** EXERCISE BRIEF **
Return the whole listing exactly as it stands.

**** TASK INPUTS

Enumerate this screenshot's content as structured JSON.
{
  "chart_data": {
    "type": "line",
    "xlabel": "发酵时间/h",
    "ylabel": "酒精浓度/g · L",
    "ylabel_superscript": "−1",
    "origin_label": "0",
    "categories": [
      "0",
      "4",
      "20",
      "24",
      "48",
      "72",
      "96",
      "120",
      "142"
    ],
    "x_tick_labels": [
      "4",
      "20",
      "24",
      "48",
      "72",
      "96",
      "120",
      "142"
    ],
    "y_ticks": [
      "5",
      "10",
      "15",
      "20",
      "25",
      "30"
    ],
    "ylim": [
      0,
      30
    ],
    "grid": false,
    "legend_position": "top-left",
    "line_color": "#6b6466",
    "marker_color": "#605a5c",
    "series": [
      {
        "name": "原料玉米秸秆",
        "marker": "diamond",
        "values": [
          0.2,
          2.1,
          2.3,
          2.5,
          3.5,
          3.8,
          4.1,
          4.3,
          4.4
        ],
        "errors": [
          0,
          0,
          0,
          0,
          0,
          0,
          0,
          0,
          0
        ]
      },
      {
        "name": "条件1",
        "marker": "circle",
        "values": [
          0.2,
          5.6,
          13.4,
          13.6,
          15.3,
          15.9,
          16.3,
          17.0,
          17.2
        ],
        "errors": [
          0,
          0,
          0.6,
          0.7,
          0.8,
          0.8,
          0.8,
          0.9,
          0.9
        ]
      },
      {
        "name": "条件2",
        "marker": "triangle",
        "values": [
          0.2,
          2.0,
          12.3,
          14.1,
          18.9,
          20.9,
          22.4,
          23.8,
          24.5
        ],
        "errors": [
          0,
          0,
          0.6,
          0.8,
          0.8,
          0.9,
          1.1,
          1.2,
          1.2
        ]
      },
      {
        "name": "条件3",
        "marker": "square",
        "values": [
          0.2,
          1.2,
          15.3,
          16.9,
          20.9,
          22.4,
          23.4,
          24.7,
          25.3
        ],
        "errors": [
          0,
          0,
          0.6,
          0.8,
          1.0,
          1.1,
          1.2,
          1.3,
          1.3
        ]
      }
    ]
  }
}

********

** SOLUTION TO THE PROBLEM **
Enumerate this screenshot's content as structured JSON.
{
  "chart_data": {
    "type": "line",
    "xlabel": "发酵时间/h",
    "ylabel": "酒精浓度/g · L",
    "ylabel_superscript": "−1",
    "origin_label": "0",
    "categories": [
      "0",
      "4",
      "20",
      "24",
      "48",
      "72",
      "96",
      "120",
      "142"
    ],
    "x_tick_labels": [
      "4",
      "20",
      "24",
      "48",
      "72",
      "96",
      "120",
      "142"
    ],
    "y_ticks": [
      "5",
      "10",
      "15",
      "20",
      "25",
      "30"
    ],
    "ylim": [
      0,
      30
    ],
    "grid": false,
    "legend_position": "top-left",
    "line_color": "#6b6466",
    "marker_color": "#605a5c",
    "series": [
      {
        "name": "原料玉米秸秆",
        "marker": "diamond",
        "values": [
          0.2,
          2.1,
          2.3,
          2.5,
          3.5,
          3.8,
          4.1,
          4.3,
          4.4
        ],
        "errors": [
          0,
          0,
          0,
          0,
          0,
          0,
          0,
          0,
          0
        ]
      },
      {
        "name": "条件1",
        "marker": "circle",
        "values": [
          0.2,
          5.6,
          13.4,
          13.6,
          15.3,
          15.9,
          16.3,
          17.0,
          17.2
        ],
        "errors": [
          0,
          0,
          0.6,
          0.7,
          0.8,
          0.8,
          0.8,
          0.9,
          0.9
        ]
      },
      {
        "name": "条件2",
        "marker": "triangle",
        "values": [
          0.2,
          2.0,
          12.3,
          14.1,
          18.9,
          20.9,
          22.4,
          23.8,
          24.5
        ],
        "errors": [
          0,
          0,
          0.6,
          0.8,
          0.8,
          0.9,
          1.1,
          1.2,
          1.2
        ]
      },
      {
        "name": "条件3",
        "marker": "square",
        "values": [
          0.2,
          1.2,
          15.3,
          16.9,
          20.9,
          22.4,
          23.4,
          24.7,
          25.3
        ],
        "errors": [
          0,
          0,
          0.6,
          0.8,
          1.0,
          1.1,
          1.2,
          1.3,
          1.3
        ]
      }
    ]
  }
}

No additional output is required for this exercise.